═════ Data listing ═════
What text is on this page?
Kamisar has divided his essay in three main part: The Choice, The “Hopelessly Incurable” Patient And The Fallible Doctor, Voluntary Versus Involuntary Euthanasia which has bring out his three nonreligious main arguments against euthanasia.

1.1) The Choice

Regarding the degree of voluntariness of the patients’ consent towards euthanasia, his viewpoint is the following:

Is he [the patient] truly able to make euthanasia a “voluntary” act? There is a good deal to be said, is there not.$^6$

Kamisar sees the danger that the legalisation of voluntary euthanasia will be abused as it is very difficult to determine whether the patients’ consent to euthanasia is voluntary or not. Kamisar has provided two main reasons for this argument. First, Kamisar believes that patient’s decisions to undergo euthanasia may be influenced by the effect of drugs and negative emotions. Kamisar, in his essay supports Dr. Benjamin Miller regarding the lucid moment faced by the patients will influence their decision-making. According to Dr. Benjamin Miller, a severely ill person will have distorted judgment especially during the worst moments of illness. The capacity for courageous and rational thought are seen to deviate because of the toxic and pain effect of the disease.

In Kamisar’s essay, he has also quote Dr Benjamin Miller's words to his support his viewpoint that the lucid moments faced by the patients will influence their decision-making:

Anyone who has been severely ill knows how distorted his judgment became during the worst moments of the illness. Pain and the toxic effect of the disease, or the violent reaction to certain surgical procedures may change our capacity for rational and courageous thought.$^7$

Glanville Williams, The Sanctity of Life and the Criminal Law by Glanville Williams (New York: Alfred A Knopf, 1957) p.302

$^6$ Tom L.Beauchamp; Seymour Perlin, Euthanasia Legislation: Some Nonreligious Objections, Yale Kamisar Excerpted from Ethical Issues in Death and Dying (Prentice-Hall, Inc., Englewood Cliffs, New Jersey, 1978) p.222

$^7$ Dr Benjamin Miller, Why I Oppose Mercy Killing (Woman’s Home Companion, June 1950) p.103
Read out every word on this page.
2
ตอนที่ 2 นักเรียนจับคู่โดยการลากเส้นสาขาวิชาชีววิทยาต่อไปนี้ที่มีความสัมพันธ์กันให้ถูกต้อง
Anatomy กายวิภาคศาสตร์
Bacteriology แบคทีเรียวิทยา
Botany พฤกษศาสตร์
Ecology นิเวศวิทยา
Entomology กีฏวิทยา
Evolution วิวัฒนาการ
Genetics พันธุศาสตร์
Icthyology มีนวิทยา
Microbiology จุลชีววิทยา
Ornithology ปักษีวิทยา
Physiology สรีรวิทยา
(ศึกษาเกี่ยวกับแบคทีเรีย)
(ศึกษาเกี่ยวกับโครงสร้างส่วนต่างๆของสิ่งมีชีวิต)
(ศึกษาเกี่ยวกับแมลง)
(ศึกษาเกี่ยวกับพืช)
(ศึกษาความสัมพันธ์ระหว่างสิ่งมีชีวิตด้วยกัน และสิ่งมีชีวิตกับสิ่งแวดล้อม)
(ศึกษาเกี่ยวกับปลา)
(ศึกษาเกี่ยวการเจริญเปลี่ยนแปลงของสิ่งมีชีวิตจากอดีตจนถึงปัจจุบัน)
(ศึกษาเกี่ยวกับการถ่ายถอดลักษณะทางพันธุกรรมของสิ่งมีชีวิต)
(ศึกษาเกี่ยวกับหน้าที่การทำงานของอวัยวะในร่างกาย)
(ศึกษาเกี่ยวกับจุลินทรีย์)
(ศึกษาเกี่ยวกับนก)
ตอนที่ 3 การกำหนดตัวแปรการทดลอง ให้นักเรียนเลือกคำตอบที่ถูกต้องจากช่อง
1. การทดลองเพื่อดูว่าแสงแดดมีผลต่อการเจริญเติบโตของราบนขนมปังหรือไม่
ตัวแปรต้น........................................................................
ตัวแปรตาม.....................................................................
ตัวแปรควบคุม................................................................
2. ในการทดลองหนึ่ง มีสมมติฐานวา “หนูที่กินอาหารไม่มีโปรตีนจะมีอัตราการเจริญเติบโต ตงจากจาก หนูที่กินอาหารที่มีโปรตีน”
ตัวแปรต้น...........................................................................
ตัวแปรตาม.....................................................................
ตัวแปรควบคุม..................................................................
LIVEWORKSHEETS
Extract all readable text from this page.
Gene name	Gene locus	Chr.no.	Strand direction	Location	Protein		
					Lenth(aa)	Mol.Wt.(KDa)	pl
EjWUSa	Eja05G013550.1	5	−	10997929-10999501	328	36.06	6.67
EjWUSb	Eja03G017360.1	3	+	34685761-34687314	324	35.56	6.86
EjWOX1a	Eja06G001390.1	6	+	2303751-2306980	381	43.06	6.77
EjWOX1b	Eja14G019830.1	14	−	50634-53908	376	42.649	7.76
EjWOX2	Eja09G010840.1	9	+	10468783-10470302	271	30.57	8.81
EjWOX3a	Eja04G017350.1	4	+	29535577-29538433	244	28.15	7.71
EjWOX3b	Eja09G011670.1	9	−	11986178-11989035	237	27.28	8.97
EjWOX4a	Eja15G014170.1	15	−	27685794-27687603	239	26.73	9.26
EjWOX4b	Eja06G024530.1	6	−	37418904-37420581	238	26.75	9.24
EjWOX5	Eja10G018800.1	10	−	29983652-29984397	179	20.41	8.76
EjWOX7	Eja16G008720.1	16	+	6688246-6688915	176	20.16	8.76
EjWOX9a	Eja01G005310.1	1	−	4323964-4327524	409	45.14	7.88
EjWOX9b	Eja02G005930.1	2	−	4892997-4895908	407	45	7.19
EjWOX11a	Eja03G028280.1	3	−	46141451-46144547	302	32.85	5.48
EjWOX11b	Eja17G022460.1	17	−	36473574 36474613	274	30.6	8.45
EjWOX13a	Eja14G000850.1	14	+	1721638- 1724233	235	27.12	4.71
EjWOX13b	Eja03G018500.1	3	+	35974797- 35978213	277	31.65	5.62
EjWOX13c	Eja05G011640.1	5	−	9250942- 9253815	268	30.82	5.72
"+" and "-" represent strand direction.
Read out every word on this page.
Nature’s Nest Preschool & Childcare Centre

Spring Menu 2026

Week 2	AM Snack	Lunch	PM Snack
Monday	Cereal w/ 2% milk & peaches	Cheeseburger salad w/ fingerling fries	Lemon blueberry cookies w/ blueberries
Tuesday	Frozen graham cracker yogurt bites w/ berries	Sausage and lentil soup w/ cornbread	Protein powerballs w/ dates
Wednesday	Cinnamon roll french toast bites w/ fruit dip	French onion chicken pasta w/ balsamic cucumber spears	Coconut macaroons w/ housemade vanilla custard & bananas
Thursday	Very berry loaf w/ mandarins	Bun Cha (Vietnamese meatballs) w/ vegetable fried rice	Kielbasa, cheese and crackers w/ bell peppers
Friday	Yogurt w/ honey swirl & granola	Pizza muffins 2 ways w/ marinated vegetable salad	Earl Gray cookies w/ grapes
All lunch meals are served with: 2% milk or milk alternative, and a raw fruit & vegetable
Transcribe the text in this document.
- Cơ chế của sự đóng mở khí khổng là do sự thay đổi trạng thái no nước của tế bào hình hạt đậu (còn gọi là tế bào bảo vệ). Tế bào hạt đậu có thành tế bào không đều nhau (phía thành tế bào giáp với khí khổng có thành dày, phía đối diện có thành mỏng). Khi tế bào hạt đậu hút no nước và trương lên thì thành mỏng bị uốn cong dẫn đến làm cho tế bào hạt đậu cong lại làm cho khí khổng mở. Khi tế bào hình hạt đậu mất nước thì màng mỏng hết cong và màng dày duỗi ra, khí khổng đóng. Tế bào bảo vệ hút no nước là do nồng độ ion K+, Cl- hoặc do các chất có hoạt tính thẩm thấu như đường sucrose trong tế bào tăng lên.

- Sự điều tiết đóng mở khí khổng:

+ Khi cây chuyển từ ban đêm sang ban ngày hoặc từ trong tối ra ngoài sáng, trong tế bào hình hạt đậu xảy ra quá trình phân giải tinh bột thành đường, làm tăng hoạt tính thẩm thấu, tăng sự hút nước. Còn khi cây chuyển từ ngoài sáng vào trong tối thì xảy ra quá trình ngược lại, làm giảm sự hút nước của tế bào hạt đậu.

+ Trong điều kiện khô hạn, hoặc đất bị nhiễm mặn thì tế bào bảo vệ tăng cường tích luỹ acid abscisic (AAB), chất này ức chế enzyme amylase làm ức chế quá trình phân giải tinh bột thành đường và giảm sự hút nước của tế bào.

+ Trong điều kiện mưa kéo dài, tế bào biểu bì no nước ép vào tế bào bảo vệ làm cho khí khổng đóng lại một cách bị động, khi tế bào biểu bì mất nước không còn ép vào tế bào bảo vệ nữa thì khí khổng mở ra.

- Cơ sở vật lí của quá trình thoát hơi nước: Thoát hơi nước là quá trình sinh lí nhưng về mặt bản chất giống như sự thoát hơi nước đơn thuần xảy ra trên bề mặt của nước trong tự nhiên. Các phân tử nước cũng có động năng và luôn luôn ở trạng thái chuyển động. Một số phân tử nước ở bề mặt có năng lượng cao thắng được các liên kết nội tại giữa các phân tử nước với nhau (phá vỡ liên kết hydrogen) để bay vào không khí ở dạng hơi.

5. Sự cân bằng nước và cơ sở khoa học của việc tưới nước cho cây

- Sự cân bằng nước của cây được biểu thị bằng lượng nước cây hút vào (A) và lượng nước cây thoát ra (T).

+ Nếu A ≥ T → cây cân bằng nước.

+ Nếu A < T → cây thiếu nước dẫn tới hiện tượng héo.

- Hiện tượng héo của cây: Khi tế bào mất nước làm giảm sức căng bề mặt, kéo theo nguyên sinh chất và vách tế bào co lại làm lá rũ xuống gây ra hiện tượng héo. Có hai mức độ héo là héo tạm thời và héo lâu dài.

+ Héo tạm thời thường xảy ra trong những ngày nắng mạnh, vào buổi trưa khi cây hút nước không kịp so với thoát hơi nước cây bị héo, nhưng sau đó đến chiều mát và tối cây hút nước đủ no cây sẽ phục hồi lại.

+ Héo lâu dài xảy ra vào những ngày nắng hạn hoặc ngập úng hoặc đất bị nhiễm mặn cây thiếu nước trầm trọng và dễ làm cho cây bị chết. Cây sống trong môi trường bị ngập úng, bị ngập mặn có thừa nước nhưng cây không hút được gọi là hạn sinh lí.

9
═════
- [Requirement]: A complete answer gives every line of the records holding "nắng".

- [Exercise answer]:
+ Héo tạm thời thường xảy ra trong những ngày nắng mạnh, vào buổi trưa khi cây hút nước không kịp so với thoát hơi nước cây bị héo, nhưng sau đó đến chiều mát và tối cây hút nước đủ no cây sẽ phục hồi lại.
+ Héo lâu dài xảy ra vào những ngày nắng hạn hoặc ngập úng hoặc đất bị nhiễm mặn cây thiếu nước trầm trọng và dễ làm cho cây bị chết. Cây sống trong môi trường bị ngập úng, bị ngập mặn có thừa nước nhưng cây không hút được gọi là hạn sinh lí.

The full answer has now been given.